Data items:
'''

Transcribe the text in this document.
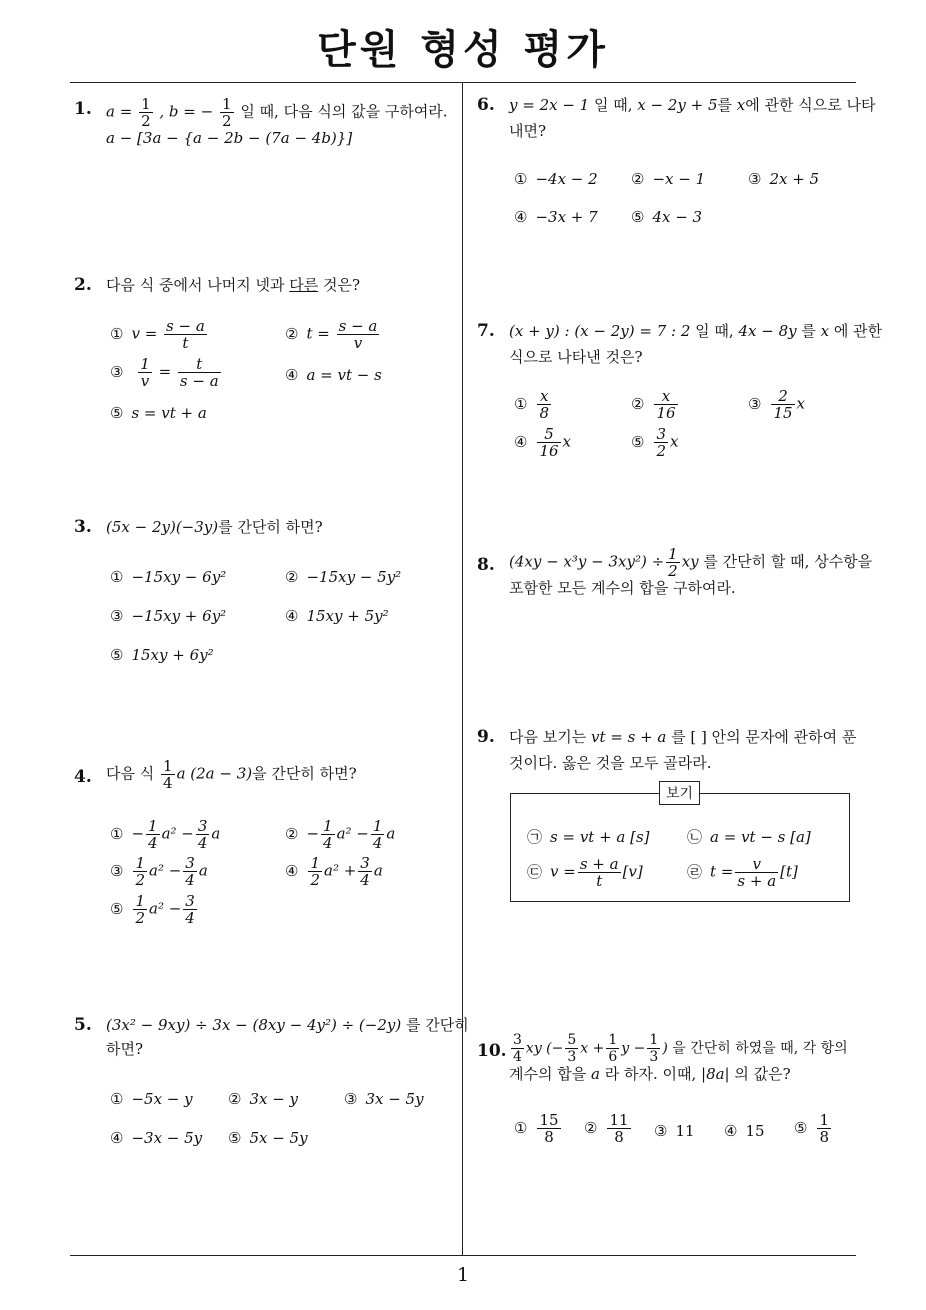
단원 형성 평가
1
1. $a = \frac{1}{2}$ , b = − $\frac{1}{2}$ 일 때, 다음 식의 값을 구하여라.
a − [3a − {a − 2b − (7a − 4b)}]
2. 다음 식 중에서 나머지 넷과 다른 것은?
① $v = \frac{s - a}{t}$	② $t = \frac{s - a}{v}$
③ $\frac{1}{v} = \frac{t}{s - a}$	④ a = vt − s
⑤ s = vt + a
3. (5x − 2y)(−3y)를 간단히 하면?
① −15xy − 6y²	② −15xy − 5y²
③ −15xy + 6y²	④ 15xy + 5y²
⑤ 15xy + 6y²
4. 다음 식 $\frac{1}{4}$ a (2a − 3)을 간단히 하면?
① − $\frac{1}{4} a^2 - \frac{3}{4}$ a	② − $\frac{1}{4} a^2 - \frac{1}{4}$ a
③ $\frac{1}{2} a^2 - \frac{3}{4}$ a	④ $\frac{1}{2} a^2 + \frac{3}{4}$ a
⑤ $\frac{1}{2} a^2 - \frac{3}{4}$
5. (3x² − 9xy) ÷ 3x − (8xy − 4y²) ÷ (−2y) 를 간단히
하면?
① −5x − y ② 3x − y	③ 3x − 5y
④ −3x − 5y ⑤ 5x − 5y
6. y = 2x − 1 일 때, x − 2y + 5를 x에 관한 식으로 나타
내면?
① −4x − 2 ② −x − 1	③ 2x + 5
④ −3x + 7 ⑤ 4x − 3
7. (x + y) : (x − 2y) = 7 : 2 일 때, 4x − 8y 를 x 에 관한
식으로 나타낸 것은?
① $\frac{x}{8}$	② $\frac{x}{16}$	③ $\frac{2}{15}$ x
④ $\frac{5}{16}$ x	⑤ $\frac{3}{2}$ x
8. $(4xy - x^3y - 3xy^2) \div \frac{1}{2}$ xy 를 간단히 할 때, 상수항을
포함한 모든 계수의 합을 구하여라.
9. 다음 보기는 vt = s + a 를 [ ] 안의 문자에 관하여 푼
것이다. 옳은 것을 모두 골라라.
보기
㉠ s = vt + a [s] ㉡ a = vt − s [a]
㉢ $v = \frac{s + a}{t} [v]$	㉣ $t = \frac{v}{s + a} [t]$
10. $\frac{3}{4}$ xy (− $\frac{5}{3}$ $x + \frac{1}{6}$ $y - \frac{1}{3}$ ) 을 간단히 하였을 때, 각 항의
계수의 합을 a 라 하자. 이때, |8a| 의 값은?
① $\frac{15}{8}$ ② $\frac{11}{8}$ ③ 11 ④ 15 ⑤ $\frac{1}{8}$
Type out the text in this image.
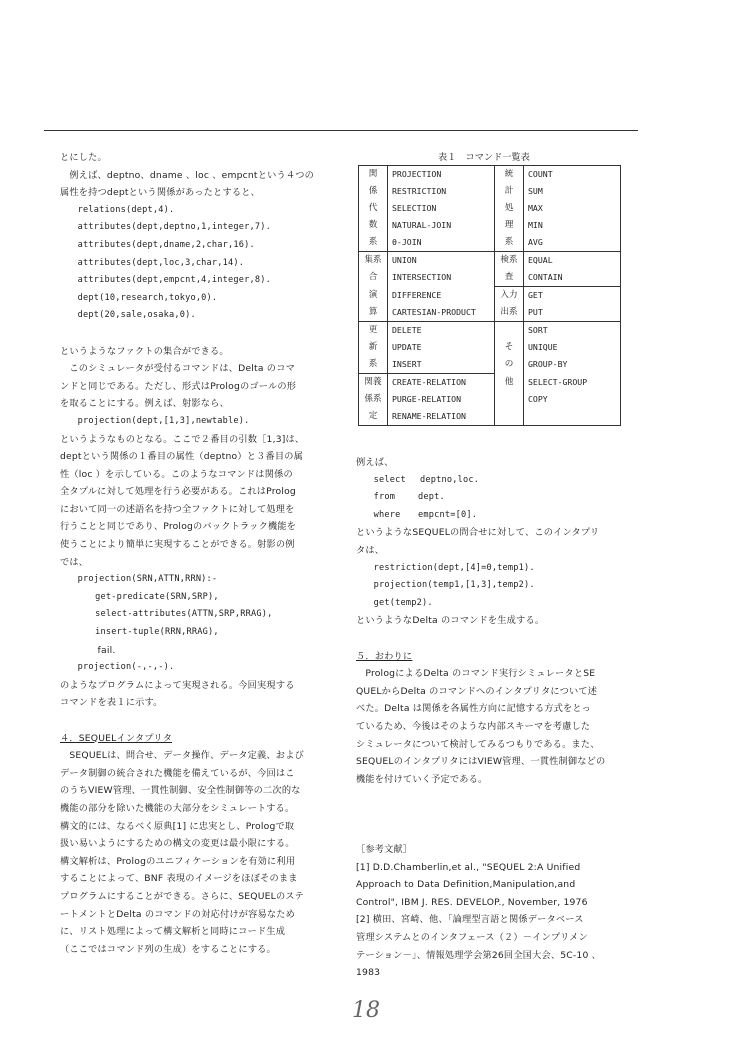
とにした。
　例えば、deptno、dname 、loc 、empcntという４つの
属性を持つdeptという関係があったとすると、
　　relations(dept,4).
　　attributes(dept,deptno,1,integer,7).
　　attributes(dept,dname,2,char,16).
　　attributes(dept,loc,3,char,14).
　　attributes(dept,empcnt,4,integer,8).
　　dept(10,research,tokyo,0).
　　dept(20,sale,osaka,0).
というようなファクトの集合ができる。
　このシミュレータが受付るコマンドは、Delta のコマ
ンドと同じである。ただし、形式はPrologのゴールの形
を取ることにする。例えば、射影なら、
　　projection(dept,[1,3],newtable).
というようなものとなる。ここで２番目の引数［1,3]は、
deptという関係の１番目の属性（deptno）と３番目の属
性（loc ）を示している。このようなコマンドは関係の
全タプルに対して処理を行う必要がある。これはProlog
において同一の述語名を持つ全ファクトに対して処理を
行うことと同じであり、Prologのバックトラック機能を
使うことにより簡単に実現することができる。射影の例
では、
　　projection(SRN,ATTN,RRN):-
　　　　get-predicate(SRN,SRP),
　　　　select-attributes(ATTN,SRP,RRAG),
　　　　insert-tuple(RRN,RRAG),
　　　　fail.
　　projection(-,-,-).
のようなプログラムによって実現される。今回実現する
コマンドを表１に示す。
４．SEQUELインタプリタ
　SEQUELは、問合せ、データ操作、データ定義、および
データ制御の統合された機能を備えているが、今回はこ
のうちVIEW管理、一貫性制御、安全性制御等の二次的な
機能の部分を除いた機能の大部分をシミュレートする。
構文的には、なるべく原典[1] に忠実とし、Prologで取
扱い易いようにするための構文の変更は最小限にする。
構文解析は、Prologのユニフィケーションを有効に利用
することによって、BNF 表現のイメージをほぼそのまま
プログラムにすることができる。さらに、SEQUELのステ
ートメントとDelta のコマンドの対応付けが容易なため
に、リスト処理によって構文解析と同時にコード生成
（ここではコマンド列の生成）をすることにする。
表１　コマンド一覧表
関	PROJECTION	統	COUNT
係	RESTRICTION	計	SUM
代	SELECTION	処	MAX
数	NATURAL-JOIN	理	MIN
系	θ-JOIN	系	AVG
集系	UNION	検系	EQUAL
合	INTERSECTION	査	CONTAIN
演	DIFFERENCE	入力	GET
算	CARTESIAN-PRODUCT	出系	PUT
更	DELETE		SORT
新	UPDATE	そ	UNIQUE
系	INSERT	の	GROUP-BY
関義	CREATE-RELATION	他	SELECT-GROUP
係系	PURGE-RELATION		COPY
定	RENAME-RELATION		
例えば、
　　select　 deptno,loc.
　　from　　 dept.
　　where　　empcnt=[0].
というようなSEQUELの問合せに対して、このインタプリ
タは、
　　restriction(dept,[4]=0,temp1).
　　projection(temp1,[1,3],temp2).
　　get(temp2).
というようなDelta のコマンドを生成する。
５．おわりに
　PrologによるDelta のコマンド実行シミュレータとSE
QUELからDelta のコマンドへのインタプリタについて述
べた。Delta は関係を各属性方向に記憶する方式をとっ
ているため、今後はそのような内部スキーマを考慮した
シミュレータについて検討してみるつもりである。また、
SEQUELのインタプリタにはVIEW管理、一貫性制御などの
機能を付けていく予定である。
［参考文献］
[1] D.D.Chamberlin,et al., "SEQUEL 2:A Unified
Approach to Data Definition,Manipulation,and
Control", IBM J. RES. DEVELOP., November, 1976
[2] 横田、宮崎、他、「論理型言語と関係データベース
管理システムとのインタフェース（２）－インプリメン
テーション－」、情報処理学会第26回全国大会、5C-10 、
1983
18
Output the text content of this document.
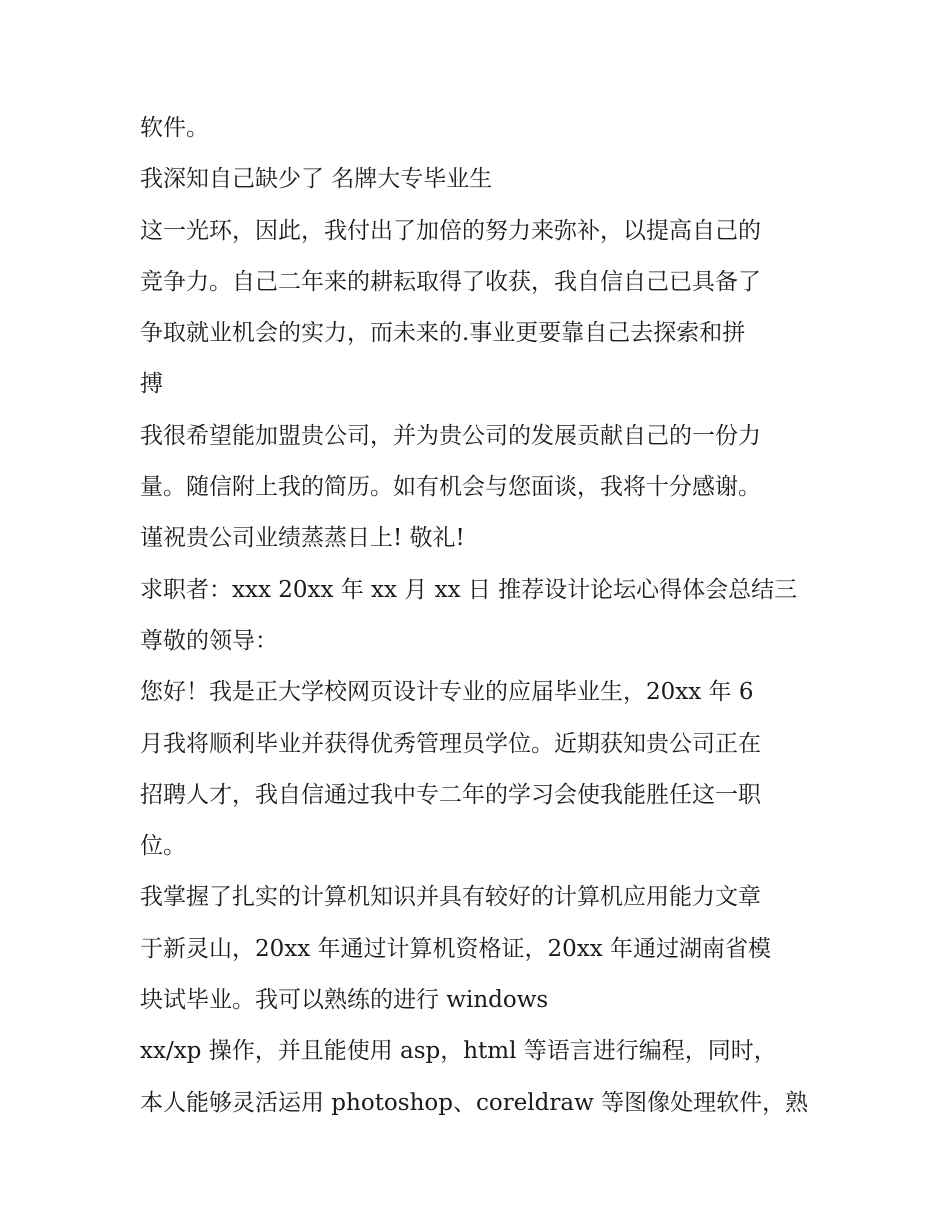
软件。
我深知自己缺少了 名牌大专毕业生
这一光环，因此，我付出了加倍的努力来弥补，以提高自己的
竞争力。自己二年来的耕耘取得了收获，我自信自己已具备了
争取就业机会的实力，而未来的.事业更要靠自己去探索和拼
搏
我很希望能加盟贵公司，并为贵公司的发展贡献自己的一份力
量。随信附上我的简历。如有机会与您面谈，我将十分感谢。
谨祝贵公司业绩蒸蒸日上! 敬礼!
求职者：xxx 20xx 年 xx 月 xx 日 推荐设计论坛心得体会总结三
尊敬的领导：
您好！我是正大学校网页设计专业的应届毕业生，20xx 年 6
月我将顺利毕业并获得优秀管理员学位。近期获知贵公司正在
招聘人才，我自信通过我中专二年的学习会使我能胜任这一职
位。
我掌握了扎实的计算机知识并具有较好的计算机应用能力文章
于新灵山，20xx 年通过计算机资格证，20xx 年通过湖南省模
块试毕业。我可以熟练的进行 windows
xx/xp 操作，并且能使用 asp，html 等语言进行编程，同时，
本人能够灵活运用 photoshop、coreldraw 等图像处理软件，熟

'''

What to produce.
Scan the material above. Copy each line where "구하여라" occurs.

Reply.
1. $a = \frac{1}{2}$ , b = − $\frac{1}{2}$ 일 때, 다음 식의 값을 구하여라.
포함한 모든 계수의 합을 구하여라.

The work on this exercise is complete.